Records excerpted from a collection
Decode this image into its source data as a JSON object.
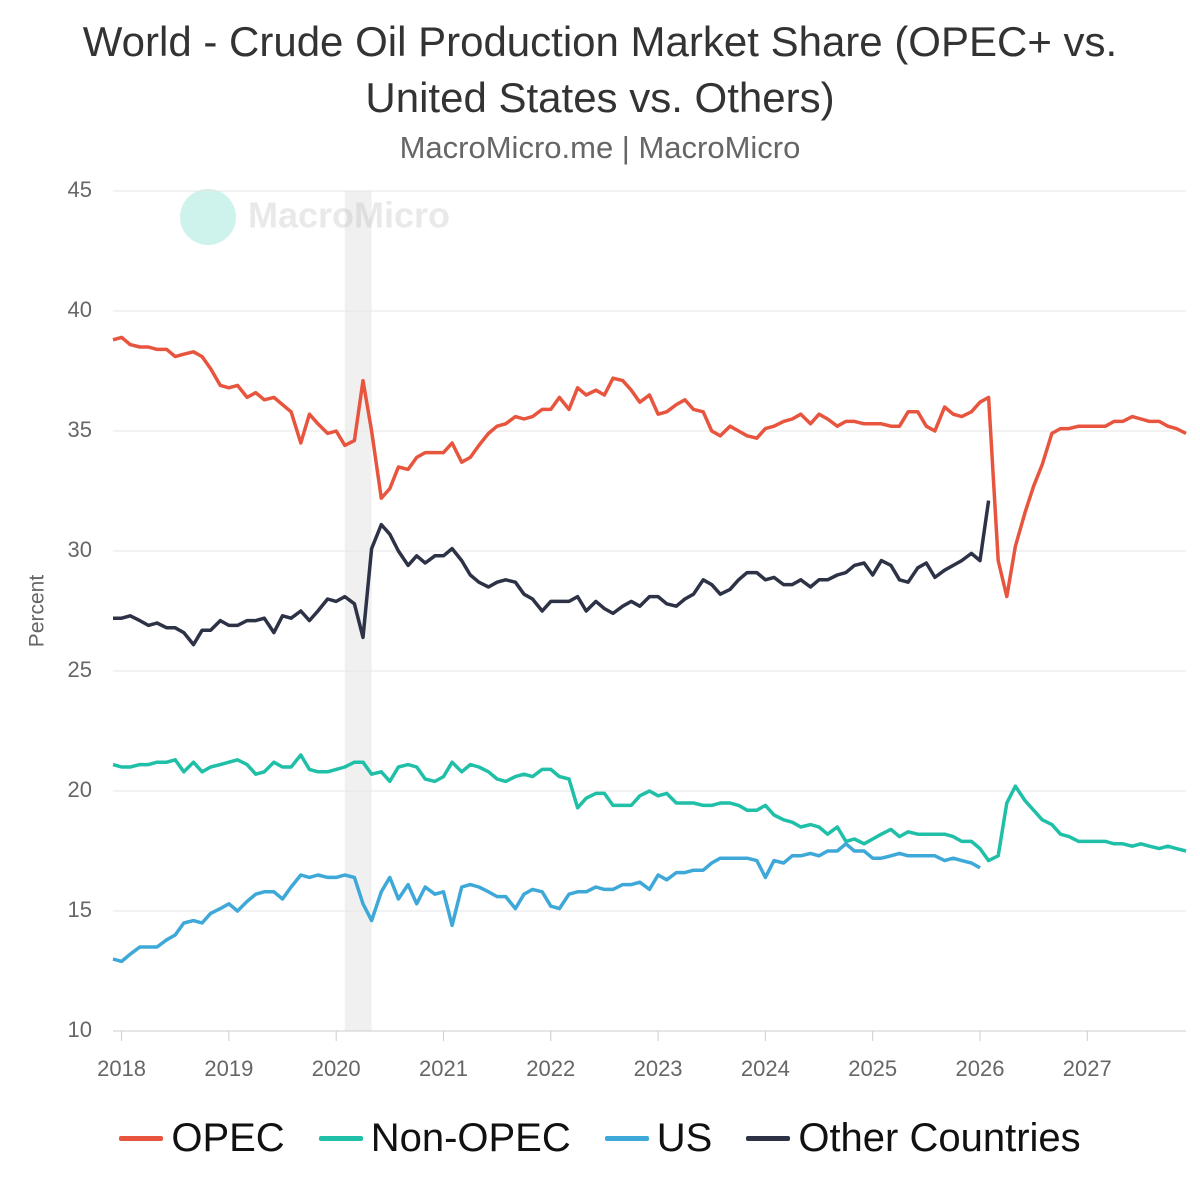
{
  "chart_data": {
    "type": "line",
    "title": "World - Crude Oil Production Market Share (OPEC+ vs. United States vs. Others)",
    "subtitle": "MacroMicro.me | MacroMicro",
    "watermark": "MacroMicro",
    "y_label": "Percent",
    "xlim": [
      2017.92,
      2027.92
    ],
    "xticks": [
      2018,
      2019,
      2020,
      2021,
      2022,
      2023,
      2024,
      2025,
      2026,
      2027
    ],
    "ylim": [
      10,
      45
    ],
    "yticks": [
      10,
      15,
      20,
      25,
      30,
      35,
      40,
      45
    ],
    "grid": true,
    "shaded_band": [
      2020.08,
      2020.33
    ],
    "x": [
      2017.92,
      2018,
      2018.08,
      2018.17,
      2018.25,
      2018.33,
      2018.42,
      2018.5,
      2018.58,
      2018.67,
      2018.75,
      2018.83,
      2018.92,
      2019,
      2019.08,
      2019.17,
      2019.25,
      2019.33,
      2019.42,
      2019.5,
      2019.58,
      2019.67,
      2019.75,
      2019.83,
      2019.92,
      2020,
      2020.08,
      2020.17,
      2020.25,
      2020.33,
      2020.42,
      2020.5,
      2020.58,
      2020.67,
      2020.75,
      2020.83,
      2020.92,
      2021,
      2021.08,
      2021.17,
      2021.25,
      2021.33,
      2021.42,
      2021.5,
      2021.58,
      2021.67,
      2021.75,
      2021.83,
      2021.92,
      2022,
      2022.08,
      2022.17,
      2022.25,
      2022.33,
      2022.42,
      2022.5,
      2022.58,
      2022.67,
      2022.75,
      2022.83,
      2022.92,
      2023,
      2023.08,
      2023.17,
      2023.25,
      2023.33,
      2023.42,
      2023.5,
      2023.58,
      2023.67,
      2023.75,
      2023.83,
      2023.92,
      2024,
      2024.08,
      2024.17,
      2024.25,
      2024.33,
      2024.42,
      2024.5,
      2024.58,
      2024.67,
      2024.75,
      2024.83,
      2024.92,
      2025,
      2025.08,
      2025.17,
      2025.25,
      2025.33,
      2025.42,
      2025.5,
      2025.58,
      2025.67,
      2025.75,
      2025.83,
      2025.92,
      2026,
      2026.08,
      2026.17,
      2026.25,
      2026.33,
      2026.42,
      2026.5,
      2026.58,
      2026.67,
      2026.75,
      2026.83,
      2026.92,
      2027,
      2027.08,
      2027.17,
      2027.25,
      2027.33,
      2027.42,
      2027.5,
      2027.58,
      2027.67,
      2027.75,
      2027.83,
      2027.92
    ],
    "series": [
      {
        "name": "OPEC",
        "color": "#e8553e",
        "values": [
          38.8,
          38.9,
          38.6,
          38.5,
          38.5,
          38.4,
          38.4,
          38.1,
          38.2,
          38.3,
          38.1,
          37.6,
          36.9,
          36.8,
          36.9,
          36.4,
          36.6,
          36.3,
          36.4,
          36.1,
          35.8,
          34.5,
          35.7,
          35.3,
          34.9,
          35.0,
          34.4,
          34.6,
          37.1,
          35.0,
          32.2,
          32.6,
          33.5,
          33.4,
          33.9,
          34.1,
          34.1,
          34.1,
          34.5,
          33.7,
          33.9,
          34.4,
          34.9,
          35.2,
          35.3,
          35.6,
          35.5,
          35.6,
          35.9,
          35.9,
          36.4,
          35.9,
          36.8,
          36.5,
          36.7,
          36.5,
          37.2,
          37.1,
          36.7,
          36.2,
          36.5,
          35.7,
          35.8,
          36.1,
          36.3,
          35.9,
          35.8,
          35.0,
          34.8,
          35.2,
          35.0,
          34.8,
          34.7,
          35.1,
          35.2,
          35.4,
          35.5,
          35.7,
          35.3,
          35.7,
          35.5,
          35.2,
          35.4,
          35.4,
          35.3,
          35.3,
          35.3,
          35.2,
          35.2,
          35.8,
          35.8,
          35.2,
          35.0,
          36.0,
          35.7,
          35.6,
          35.8,
          36.2,
          36.4,
          29.6,
          28.1,
          30.2,
          31.6,
          32.7,
          33.6,
          34.9,
          35.1,
          35.1,
          35.2,
          35.2,
          35.2,
          35.2,
          35.4,
          35.4,
          35.6,
          35.5,
          35.4,
          35.4,
          35.2,
          35.1,
          34.9
        ]
      },
      {
        "name": "Non-OPEC",
        "color": "#1fbfa8",
        "values": [
          21.1,
          21.0,
          21.0,
          21.1,
          21.1,
          21.2,
          21.2,
          21.3,
          20.8,
          21.2,
          20.8,
          21.0,
          21.1,
          21.2,
          21.3,
          21.1,
          20.7,
          20.8,
          21.2,
          21.0,
          21.0,
          21.5,
          20.9,
          20.8,
          20.8,
          20.9,
          21.0,
          21.2,
          21.2,
          20.7,
          20.8,
          20.4,
          21.0,
          21.1,
          21.0,
          20.5,
          20.4,
          20.6,
          21.2,
          20.8,
          21.1,
          21.0,
          20.8,
          20.5,
          20.4,
          20.6,
          20.7,
          20.6,
          20.9,
          20.9,
          20.6,
          20.5,
          19.3,
          19.7,
          19.9,
          19.9,
          19.4,
          19.4,
          19.4,
          19.8,
          20.0,
          19.8,
          19.9,
          19.5,
          19.5,
          19.5,
          19.4,
          19.4,
          19.5,
          19.5,
          19.4,
          19.2,
          19.2,
          19.4,
          19.0,
          18.8,
          18.7,
          18.5,
          18.6,
          18.5,
          18.2,
          18.5,
          17.9,
          18.0,
          17.8,
          18.0,
          18.2,
          18.4,
          18.1,
          18.3,
          18.2,
          18.2,
          18.2,
          18.2,
          18.1,
          17.9,
          17.9,
          17.6,
          17.1,
          17.3,
          19.5,
          20.2,
          19.6,
          19.2,
          18.8,
          18.6,
          18.2,
          18.1,
          17.9,
          17.9,
          17.9,
          17.9,
          17.8,
          17.8,
          17.7,
          17.8,
          17.7,
          17.6,
          17.7,
          17.6,
          17.5
        ]
      },
      {
        "name": "US",
        "color": "#3ea8d8",
        "values": [
          13.0,
          12.9,
          13.2,
          13.5,
          13.5,
          13.5,
          13.8,
          14.0,
          14.5,
          14.6,
          14.5,
          14.9,
          15.1,
          15.3,
          15.0,
          15.4,
          15.7,
          15.8,
          15.8,
          15.5,
          16.0,
          16.5,
          16.4,
          16.5,
          16.4,
          16.4,
          16.5,
          16.4,
          15.3,
          14.6,
          15.8,
          16.4,
          15.5,
          16.1,
          15.3,
          16.0,
          15.7,
          15.8,
          14.4,
          16.0,
          16.1,
          16.0,
          15.8,
          15.6,
          15.6,
          15.1,
          15.7,
          15.9,
          15.8,
          15.2,
          15.1,
          15.7,
          15.8,
          15.8,
          16.0,
          15.9,
          15.9,
          16.1,
          16.1,
          16.2,
          15.9,
          16.5,
          16.3,
          16.6,
          16.6,
          16.7,
          16.7,
          17.0,
          17.2,
          17.2,
          17.2,
          17.2,
          17.1,
          16.4,
          17.1,
          17.0,
          17.3,
          17.3,
          17.4,
          17.3,
          17.5,
          17.5,
          17.8,
          17.5,
          17.5,
          17.2,
          17.2,
          17.3,
          17.4,
          17.3,
          17.3,
          17.3,
          17.3,
          17.1,
          17.2,
          17.1,
          17.0,
          16.8,
          null,
          null,
          null,
          null,
          null,
          null,
          null,
          null,
          null,
          null,
          null,
          null,
          null,
          null,
          null,
          null,
          null,
          null,
          null,
          null,
          null,
          null,
          null
        ]
      },
      {
        "name": "Other Countries",
        "color": "#2d3246",
        "values": [
          27.2,
          27.2,
          27.3,
          27.1,
          26.9,
          27.0,
          26.8,
          26.8,
          26.6,
          26.1,
          26.7,
          26.7,
          27.1,
          26.9,
          26.9,
          27.1,
          27.1,
          27.2,
          26.6,
          27.3,
          27.2,
          27.5,
          27.1,
          27.5,
          28.0,
          27.9,
          28.1,
          27.8,
          26.4,
          30.1,
          31.1,
          30.7,
          30.0,
          29.4,
          29.8,
          29.5,
          29.8,
          29.8,
          30.1,
          29.6,
          29.0,
          28.7,
          28.5,
          28.7,
          28.8,
          28.7,
          28.2,
          28.0,
          27.5,
          27.9,
          27.9,
          27.9,
          28.1,
          27.5,
          27.9,
          27.6,
          27.4,
          27.7,
          27.9,
          27.7,
          28.1,
          28.1,
          27.8,
          27.7,
          28.0,
          28.2,
          28.8,
          28.6,
          28.2,
          28.4,
          28.8,
          29.1,
          29.1,
          28.8,
          28.9,
          28.6,
          28.6,
          28.8,
          28.5,
          28.8,
          28.8,
          29.0,
          29.1,
          29.4,
          29.5,
          29.0,
          29.6,
          29.4,
          28.8,
          28.7,
          29.3,
          29.5,
          28.9,
          29.2,
          29.4,
          29.6,
          29.9,
          29.6,
          32.1,
          null,
          null,
          null,
          null,
          null,
          null,
          null,
          null,
          null,
          null,
          null,
          null,
          null,
          null,
          null,
          null,
          null,
          null,
          null,
          null,
          null,
          null
        ]
      }
    ]
  }
}
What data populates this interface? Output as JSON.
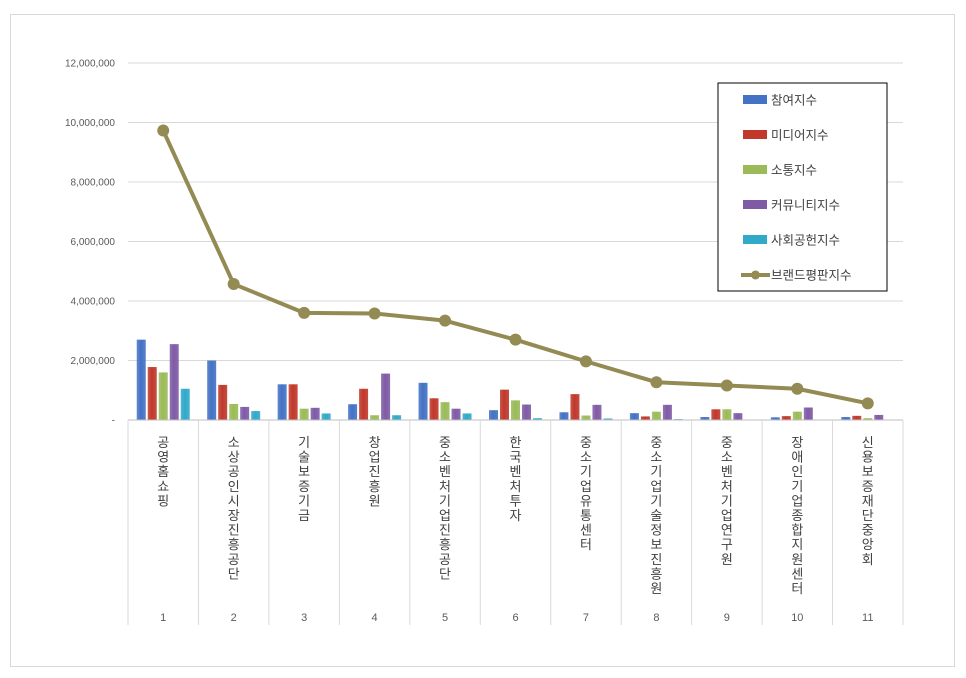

→ What you will do: Lines that include the word "OPEC" are to be extracted from the data above.

→ Task output:
    "title": "World - Crude Oil Production Market Share (OPEC+ vs. United States vs. Others)",
        "name": "OPEC",
        "name": "Non-OPEC",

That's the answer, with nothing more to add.